[Start Entries shown]

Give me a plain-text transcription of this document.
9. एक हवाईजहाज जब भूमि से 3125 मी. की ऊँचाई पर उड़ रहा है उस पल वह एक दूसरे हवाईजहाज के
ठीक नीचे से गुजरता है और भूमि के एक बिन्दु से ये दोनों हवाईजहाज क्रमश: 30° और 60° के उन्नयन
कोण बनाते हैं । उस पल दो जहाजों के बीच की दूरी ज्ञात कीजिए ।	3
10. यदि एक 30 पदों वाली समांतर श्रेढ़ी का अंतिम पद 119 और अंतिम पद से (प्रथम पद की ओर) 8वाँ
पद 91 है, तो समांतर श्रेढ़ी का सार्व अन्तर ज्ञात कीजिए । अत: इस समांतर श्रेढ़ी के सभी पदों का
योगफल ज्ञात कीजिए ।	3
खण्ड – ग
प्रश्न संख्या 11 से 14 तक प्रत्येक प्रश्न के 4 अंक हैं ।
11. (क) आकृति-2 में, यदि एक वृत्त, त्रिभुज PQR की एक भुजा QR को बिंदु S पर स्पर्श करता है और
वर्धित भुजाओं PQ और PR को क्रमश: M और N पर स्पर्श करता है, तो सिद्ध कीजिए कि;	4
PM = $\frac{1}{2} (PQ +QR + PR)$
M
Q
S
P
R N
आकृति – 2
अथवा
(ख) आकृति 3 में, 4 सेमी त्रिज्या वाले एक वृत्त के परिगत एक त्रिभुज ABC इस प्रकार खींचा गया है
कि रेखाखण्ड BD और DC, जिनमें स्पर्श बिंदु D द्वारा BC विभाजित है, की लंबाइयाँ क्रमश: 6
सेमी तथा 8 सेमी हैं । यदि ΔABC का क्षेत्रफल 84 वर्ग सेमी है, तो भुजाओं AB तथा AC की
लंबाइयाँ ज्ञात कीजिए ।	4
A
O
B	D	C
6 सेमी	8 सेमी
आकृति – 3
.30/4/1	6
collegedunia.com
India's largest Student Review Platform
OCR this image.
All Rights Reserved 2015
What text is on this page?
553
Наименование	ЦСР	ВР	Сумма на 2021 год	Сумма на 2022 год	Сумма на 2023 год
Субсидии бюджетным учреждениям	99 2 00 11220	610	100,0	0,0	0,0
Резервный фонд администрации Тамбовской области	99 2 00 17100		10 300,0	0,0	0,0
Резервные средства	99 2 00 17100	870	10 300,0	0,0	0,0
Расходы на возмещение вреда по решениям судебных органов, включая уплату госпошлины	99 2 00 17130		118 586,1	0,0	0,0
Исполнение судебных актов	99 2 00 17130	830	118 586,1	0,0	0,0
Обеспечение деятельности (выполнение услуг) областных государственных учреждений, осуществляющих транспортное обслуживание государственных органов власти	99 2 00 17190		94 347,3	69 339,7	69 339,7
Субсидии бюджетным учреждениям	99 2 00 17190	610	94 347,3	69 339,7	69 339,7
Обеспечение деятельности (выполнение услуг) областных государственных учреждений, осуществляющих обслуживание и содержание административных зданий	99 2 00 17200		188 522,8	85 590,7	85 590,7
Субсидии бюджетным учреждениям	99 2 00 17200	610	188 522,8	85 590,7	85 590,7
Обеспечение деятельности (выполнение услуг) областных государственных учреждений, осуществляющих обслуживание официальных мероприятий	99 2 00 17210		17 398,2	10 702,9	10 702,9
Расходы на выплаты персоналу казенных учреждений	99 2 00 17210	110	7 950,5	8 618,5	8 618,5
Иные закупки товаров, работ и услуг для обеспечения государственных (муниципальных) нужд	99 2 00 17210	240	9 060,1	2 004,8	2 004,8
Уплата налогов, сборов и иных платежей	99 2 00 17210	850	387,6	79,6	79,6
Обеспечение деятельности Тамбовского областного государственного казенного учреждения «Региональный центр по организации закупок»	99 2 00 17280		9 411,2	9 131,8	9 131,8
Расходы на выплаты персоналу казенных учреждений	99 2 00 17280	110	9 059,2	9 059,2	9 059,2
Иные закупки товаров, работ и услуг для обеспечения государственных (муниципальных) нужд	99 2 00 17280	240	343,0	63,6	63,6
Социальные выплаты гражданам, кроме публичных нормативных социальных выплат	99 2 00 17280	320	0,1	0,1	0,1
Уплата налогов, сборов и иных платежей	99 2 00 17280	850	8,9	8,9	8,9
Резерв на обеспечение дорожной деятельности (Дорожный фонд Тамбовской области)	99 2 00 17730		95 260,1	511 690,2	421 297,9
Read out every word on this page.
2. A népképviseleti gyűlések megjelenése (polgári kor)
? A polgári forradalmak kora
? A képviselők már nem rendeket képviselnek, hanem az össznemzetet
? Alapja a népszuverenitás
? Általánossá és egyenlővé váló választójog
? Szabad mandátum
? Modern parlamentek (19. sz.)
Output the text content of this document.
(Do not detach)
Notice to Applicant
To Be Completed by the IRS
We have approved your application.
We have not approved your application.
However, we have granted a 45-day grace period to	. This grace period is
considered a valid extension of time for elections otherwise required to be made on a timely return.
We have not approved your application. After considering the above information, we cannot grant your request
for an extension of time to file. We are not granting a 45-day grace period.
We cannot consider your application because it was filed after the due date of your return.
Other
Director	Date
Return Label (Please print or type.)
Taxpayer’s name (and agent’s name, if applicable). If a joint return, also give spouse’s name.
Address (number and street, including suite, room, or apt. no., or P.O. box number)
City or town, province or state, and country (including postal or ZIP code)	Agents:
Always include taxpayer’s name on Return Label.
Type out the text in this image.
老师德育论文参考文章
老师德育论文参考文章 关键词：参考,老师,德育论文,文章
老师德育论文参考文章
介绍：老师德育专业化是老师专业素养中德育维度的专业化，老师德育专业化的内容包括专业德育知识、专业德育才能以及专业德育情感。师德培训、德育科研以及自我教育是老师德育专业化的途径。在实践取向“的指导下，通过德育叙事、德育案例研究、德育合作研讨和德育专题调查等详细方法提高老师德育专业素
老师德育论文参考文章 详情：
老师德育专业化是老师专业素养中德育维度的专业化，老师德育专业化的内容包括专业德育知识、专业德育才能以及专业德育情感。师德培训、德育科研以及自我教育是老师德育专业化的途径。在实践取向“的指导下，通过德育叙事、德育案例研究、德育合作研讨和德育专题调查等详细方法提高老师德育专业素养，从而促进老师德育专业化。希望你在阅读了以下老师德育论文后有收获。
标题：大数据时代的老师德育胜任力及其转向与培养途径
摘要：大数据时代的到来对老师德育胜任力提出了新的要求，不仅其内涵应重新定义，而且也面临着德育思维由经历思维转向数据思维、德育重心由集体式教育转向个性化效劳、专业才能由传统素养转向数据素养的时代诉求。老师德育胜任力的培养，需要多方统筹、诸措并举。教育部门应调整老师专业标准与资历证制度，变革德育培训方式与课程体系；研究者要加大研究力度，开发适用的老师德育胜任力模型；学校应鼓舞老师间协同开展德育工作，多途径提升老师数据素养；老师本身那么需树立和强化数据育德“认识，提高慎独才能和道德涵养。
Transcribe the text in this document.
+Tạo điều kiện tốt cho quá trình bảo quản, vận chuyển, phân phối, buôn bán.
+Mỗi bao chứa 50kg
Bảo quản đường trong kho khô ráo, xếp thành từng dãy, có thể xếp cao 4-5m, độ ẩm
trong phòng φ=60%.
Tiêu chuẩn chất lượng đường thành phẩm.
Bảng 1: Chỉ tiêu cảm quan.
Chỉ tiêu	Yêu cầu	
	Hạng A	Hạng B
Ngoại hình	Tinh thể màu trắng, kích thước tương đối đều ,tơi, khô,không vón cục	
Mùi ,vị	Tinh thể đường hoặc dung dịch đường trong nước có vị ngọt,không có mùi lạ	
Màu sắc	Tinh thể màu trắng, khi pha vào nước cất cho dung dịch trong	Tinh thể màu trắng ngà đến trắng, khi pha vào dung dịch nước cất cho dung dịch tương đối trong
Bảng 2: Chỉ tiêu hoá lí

[End Entries shown]

- [Directions for this task]: Check the data for the word "document" and pull out the lines that have it.

- [Finished exercise]:
Give me a plain-text transcription of this document.
Output the text content of this document.
Transcribe the text in this document.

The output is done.